* [Task goal]
Copy out lines with the word "register" from the material that follows.

***** Material provided *****

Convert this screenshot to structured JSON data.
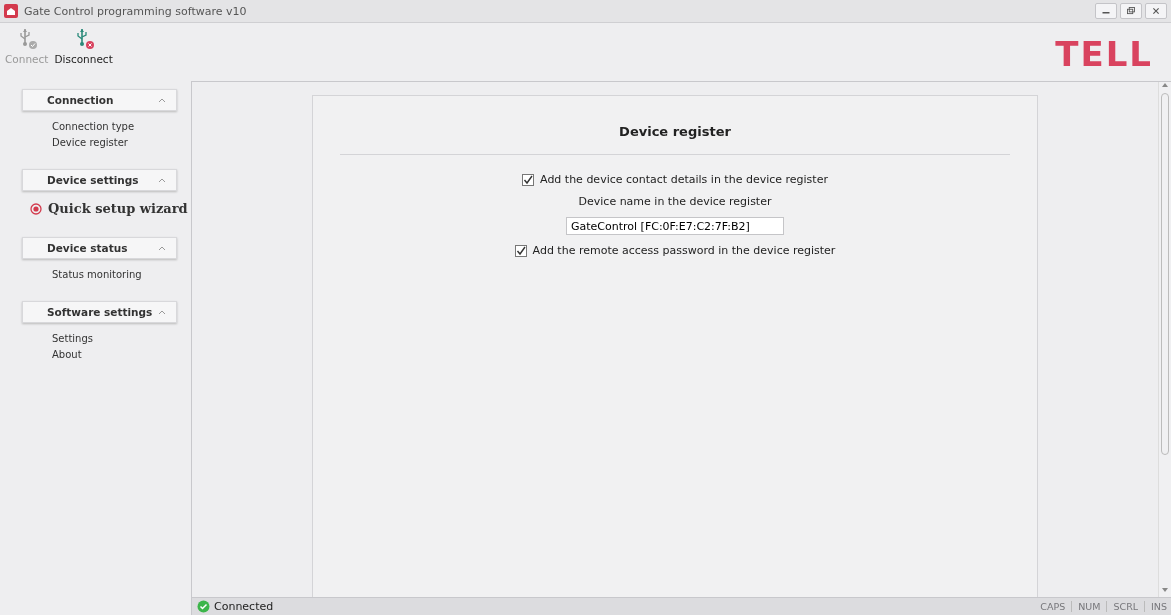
{
  "window": {
    "title": "Gate Control programming software v10"
  },
  "toolbar": [
    {
      "label": "Connect",
      "kind": "connect",
      "disabled": true
    },
    {
      "label": "Disconnect",
      "kind": "disconnect",
      "disabled": false
    }
  ],
  "logo": "TELL",
  "sidebar": {
    "sections": [
      {
        "title": "Connection",
        "expanded": true,
        "items": [
          {
            "label": "Connection type",
            "selected": false
          },
          {
            "label": "Device register",
            "selected": false
          }
        ]
      },
      {
        "title": "Device settings",
        "expanded": true,
        "items": [
          {
            "label": "Quick setup wizard",
            "selected": true
          }
        ]
      },
      {
        "title": "Device status",
        "expanded": true,
        "items": [
          {
            "label": "Status monitoring",
            "selected": false
          }
        ]
      },
      {
        "title": "Software settings",
        "expanded": true,
        "items": [
          {
            "label": "Settings",
            "selected": false
          },
          {
            "label": "About",
            "selected": false
          }
        ]
      }
    ]
  },
  "panel": {
    "title": "Device register",
    "options": [
      {
        "kind": "checkbox",
        "label": "Add the device contact details in the device register",
        "checked": true
      },
      {
        "kind": "field",
        "label": "Device name in the device register",
        "value": "GateControl [FC:0F:E7:C2:7F:B2]"
      },
      {
        "kind": "checkbox",
        "label": "Add the remote access password in the device register",
        "checked": true
      }
    ]
  },
  "status_bar": {
    "status": "Connected",
    "indicators": [
      {
        "label": "CAPS",
        "on": false
      },
      {
        "label": "NUM",
        "on": false
      },
      {
        "label": "SCRL",
        "on": false
      },
      {
        "label": "INS",
        "on": false
      }
    ]
  }
}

*****

* [Result of the exercise]
            "label": "Device register",
    "title": "Device register",
        "label": "Add the device contact details in the device register",
        "label": "Device name in the device register",
        "label": "Add the remote access password in the device register",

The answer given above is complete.